McClure, a native of Memphis, Tenn., entered the Clinton School with a background in facilitation. As an AmeriCorps member at Bridges USA, a youth development organization in Memphis, McClure worked with students in grades 6 through 12 as an experiential education facilitator. However, a workshop led by Stains during her first semester at the Clinton School grew her interest in Reflective Structured Dialogue, specifically.

“I had never seen it done in this way,” McClure said of her initial experience with Reflective Structure Dialogue. “I had the chance to get to know my classmates better and see where I fit into the larger scheme of things at the Clinton School, which really solidified that I had made the right choice and was in the right place.”

McClure has facilitated a number of online dialogues organized by Essential Partners, including a project that helped bring different communities together in the face of COVID, and a pilot version of these healthcare dialogues.

“Essential Partners has been doing these COVID-related virtual dialogues for different populations, and healthcare workers were the next population we wanted to do,” Stains said. “I reached out to Robert Richards to ask if the Clinton School would like to team up with us.”

The dialogues serve two purposes: to allow for the people who care for the health of others to process and connect about this time of profound disruption and the challenges to their work and the people they serve, and to allow them to reflect on how their past experiences provide strengths that they can lean into as they work to support their patients.

Dialogue participants are asked to talk about a challenge that they have overcome in their lives and the strength that they are bringing from that situation into their current situation. Participants are then asked to think about the challenges and disruptions caused by COVID-19, and in that context to consider what their needs were and what strengths they have that could be a resource for others.

If you or members of your organization are interested in participating in an online dialogue for healthcare professionals to discuss your experiences of working through the pandemic, please email Robert Richards at the Clinton School.

The University of Arkansas Clinton School of Public Service gives students the knowledge and experience to further their careers in the areas of nonprofit, governmental, volunteer, or private sector service. While learning valuable lessons in the classroom, Clinton School students also complete “hands-on” public service projects, ranging from local work in Arkansas communities to international projects on all of the world’s six inhabited continents.

» **EXERCISES**
• A. Decide whether each statement agrees with the passage on the Clinton School's healthcare dialogues. Answer yes or no for each, quoting the deciding words. (i) At Bridges USA, McClure worked with students in grades 6 through 12. (ii) Stains contacted Robert Richards about the Clinton School partnering with Essential Partners. (iii) Clinton School students' hands-on public service projects are limited to Arkansas communities.
• B. Carry on the passage about the Clinton School's healthcare dialogues, picking up after its final sentence.

» **DATASET EXTRACT**
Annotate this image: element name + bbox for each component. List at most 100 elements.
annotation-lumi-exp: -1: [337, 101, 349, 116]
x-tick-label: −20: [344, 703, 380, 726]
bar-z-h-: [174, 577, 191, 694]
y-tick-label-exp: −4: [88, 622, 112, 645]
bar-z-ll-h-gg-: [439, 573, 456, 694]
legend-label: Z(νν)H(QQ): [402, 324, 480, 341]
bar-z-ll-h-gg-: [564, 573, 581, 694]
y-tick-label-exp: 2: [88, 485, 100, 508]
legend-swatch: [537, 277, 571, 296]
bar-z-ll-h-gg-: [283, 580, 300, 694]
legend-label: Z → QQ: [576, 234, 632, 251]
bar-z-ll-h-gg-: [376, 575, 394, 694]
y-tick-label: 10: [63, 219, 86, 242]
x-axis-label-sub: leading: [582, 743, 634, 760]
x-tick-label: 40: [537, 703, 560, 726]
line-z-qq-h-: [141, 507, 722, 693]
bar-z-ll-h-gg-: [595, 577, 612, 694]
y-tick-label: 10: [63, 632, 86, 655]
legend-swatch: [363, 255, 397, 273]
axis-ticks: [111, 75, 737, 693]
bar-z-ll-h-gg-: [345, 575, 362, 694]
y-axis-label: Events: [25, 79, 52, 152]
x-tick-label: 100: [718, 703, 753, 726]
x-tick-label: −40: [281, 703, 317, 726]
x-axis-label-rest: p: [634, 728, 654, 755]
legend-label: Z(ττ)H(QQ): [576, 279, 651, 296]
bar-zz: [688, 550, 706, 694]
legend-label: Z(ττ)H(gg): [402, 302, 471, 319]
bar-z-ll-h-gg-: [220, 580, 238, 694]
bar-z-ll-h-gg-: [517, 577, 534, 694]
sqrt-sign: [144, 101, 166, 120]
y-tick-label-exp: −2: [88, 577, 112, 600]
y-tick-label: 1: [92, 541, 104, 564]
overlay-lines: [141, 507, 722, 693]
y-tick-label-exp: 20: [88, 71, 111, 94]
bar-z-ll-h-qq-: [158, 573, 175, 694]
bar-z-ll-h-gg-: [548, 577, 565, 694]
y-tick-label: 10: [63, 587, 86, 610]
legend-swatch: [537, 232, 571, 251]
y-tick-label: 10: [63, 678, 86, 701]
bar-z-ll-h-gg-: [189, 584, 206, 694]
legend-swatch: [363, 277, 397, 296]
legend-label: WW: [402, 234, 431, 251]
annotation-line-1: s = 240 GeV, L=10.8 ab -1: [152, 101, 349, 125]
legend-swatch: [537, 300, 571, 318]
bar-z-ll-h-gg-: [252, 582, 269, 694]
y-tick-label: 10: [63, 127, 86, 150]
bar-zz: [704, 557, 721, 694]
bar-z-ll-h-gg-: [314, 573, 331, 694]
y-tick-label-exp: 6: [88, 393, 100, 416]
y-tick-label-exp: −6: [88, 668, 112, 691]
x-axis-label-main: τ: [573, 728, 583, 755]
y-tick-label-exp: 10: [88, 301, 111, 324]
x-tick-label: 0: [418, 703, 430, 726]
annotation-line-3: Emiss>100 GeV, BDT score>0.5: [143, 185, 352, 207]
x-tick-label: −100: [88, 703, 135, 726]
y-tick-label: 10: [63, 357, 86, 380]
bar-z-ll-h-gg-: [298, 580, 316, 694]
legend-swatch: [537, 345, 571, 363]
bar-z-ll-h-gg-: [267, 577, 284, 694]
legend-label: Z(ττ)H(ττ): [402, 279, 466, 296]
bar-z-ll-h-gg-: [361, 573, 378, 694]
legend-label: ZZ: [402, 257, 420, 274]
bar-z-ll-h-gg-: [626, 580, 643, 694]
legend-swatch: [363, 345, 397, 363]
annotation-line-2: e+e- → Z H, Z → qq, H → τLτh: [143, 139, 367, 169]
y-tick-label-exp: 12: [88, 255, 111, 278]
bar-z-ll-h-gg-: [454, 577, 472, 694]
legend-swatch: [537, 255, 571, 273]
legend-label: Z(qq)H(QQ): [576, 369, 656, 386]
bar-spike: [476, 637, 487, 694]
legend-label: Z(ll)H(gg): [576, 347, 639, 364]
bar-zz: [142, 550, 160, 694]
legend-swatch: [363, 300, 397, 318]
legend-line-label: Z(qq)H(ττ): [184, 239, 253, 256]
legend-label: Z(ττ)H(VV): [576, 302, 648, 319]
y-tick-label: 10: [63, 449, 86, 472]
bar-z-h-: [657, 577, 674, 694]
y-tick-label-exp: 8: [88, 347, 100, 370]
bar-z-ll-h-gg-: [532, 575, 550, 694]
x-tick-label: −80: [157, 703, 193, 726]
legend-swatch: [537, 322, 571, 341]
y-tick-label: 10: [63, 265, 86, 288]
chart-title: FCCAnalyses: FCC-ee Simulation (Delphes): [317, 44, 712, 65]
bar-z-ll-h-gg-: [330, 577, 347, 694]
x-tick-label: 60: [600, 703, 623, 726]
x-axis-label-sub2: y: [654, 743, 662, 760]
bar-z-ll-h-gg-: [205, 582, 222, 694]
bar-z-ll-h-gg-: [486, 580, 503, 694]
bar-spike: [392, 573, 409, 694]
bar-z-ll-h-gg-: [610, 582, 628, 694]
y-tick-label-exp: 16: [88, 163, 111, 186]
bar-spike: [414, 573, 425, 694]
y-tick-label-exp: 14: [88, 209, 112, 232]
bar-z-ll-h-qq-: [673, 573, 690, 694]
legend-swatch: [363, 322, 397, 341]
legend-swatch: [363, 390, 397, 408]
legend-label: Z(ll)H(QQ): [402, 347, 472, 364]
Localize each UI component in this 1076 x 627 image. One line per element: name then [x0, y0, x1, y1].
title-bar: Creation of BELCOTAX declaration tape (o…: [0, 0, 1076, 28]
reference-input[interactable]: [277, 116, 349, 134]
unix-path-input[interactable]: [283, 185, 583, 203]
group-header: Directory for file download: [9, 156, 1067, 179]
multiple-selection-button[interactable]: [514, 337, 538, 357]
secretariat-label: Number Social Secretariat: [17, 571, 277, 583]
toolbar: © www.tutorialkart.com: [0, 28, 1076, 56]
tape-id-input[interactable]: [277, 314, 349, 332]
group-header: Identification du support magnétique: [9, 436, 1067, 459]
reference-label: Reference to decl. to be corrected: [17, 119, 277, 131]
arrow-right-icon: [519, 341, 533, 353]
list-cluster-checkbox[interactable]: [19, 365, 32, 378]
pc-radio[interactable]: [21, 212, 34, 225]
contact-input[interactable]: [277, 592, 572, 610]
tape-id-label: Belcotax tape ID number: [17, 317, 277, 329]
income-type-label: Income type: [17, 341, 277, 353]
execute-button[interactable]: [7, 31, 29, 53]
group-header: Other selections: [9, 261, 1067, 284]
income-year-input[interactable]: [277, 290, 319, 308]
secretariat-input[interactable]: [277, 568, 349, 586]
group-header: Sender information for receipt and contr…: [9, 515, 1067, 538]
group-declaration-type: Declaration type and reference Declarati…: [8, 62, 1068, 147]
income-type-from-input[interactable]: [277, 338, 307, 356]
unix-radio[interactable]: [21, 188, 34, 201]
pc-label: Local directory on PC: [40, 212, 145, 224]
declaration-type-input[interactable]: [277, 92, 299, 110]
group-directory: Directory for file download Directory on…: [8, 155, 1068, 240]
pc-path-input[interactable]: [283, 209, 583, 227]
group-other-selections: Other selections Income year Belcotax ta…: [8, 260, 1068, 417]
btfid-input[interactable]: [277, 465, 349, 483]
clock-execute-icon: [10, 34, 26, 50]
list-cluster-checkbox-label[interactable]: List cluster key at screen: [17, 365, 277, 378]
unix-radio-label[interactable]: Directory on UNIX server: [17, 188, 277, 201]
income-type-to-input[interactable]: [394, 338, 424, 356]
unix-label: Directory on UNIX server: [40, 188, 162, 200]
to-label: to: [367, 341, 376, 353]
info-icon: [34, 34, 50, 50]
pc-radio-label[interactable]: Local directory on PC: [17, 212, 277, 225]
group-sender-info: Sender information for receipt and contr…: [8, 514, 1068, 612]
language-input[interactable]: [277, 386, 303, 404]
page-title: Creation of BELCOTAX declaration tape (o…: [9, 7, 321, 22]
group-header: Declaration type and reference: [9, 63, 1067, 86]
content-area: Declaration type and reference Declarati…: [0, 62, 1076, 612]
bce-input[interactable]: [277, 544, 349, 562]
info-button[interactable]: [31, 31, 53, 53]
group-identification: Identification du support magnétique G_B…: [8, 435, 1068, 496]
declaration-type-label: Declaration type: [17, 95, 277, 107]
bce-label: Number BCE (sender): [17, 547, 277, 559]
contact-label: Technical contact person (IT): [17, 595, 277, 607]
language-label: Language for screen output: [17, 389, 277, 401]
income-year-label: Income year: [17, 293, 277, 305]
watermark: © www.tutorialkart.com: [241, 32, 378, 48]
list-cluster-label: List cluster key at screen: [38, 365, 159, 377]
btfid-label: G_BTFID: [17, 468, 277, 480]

» **ANSWERS**
• A.
(i) Yes: "McClure worked with students in grades 6 through 12 as an experiential education facilitator"
(ii) Yes: "I reached out to Robert Richards to ask if the Clinton School would like to team up with us."
(iii) No: "ranging from local work in Arkansas communities to international projects on all of the world’s six inhabited continents"

• B.
The University of Arkansas for Medical Sciences (UAMS) is the only health sciences university in the state of Arkansas. UAMS offers 73 baccalaureate, master’s, doctoral, professional and specialist degree programs and certificates through our Colleges of Medicine, Nursing, Pharmacy, Health Professions, Public Health and graduate school. With its combination of education, research and clinical programs, UAMS has a unique capacity to lead health care improvement in the state of Arkansas.

Villanova University’s Waterhouse Family Institute for the Study of Communication and Society (WFI) was founded on the principle that the study and practice of communication requires attention to values, ethics and social justice, and that properly understood, communication is central to the creation of positive social change.

One of the ways that the WFI enacts this mission is through the funding of research grants. These awards support the projects of communication scholars at colleges and universities across the United States and across the world. Through these grants, the WFI helps support the kinds of communication-focused research needed to engage the complexities of social change and social justice.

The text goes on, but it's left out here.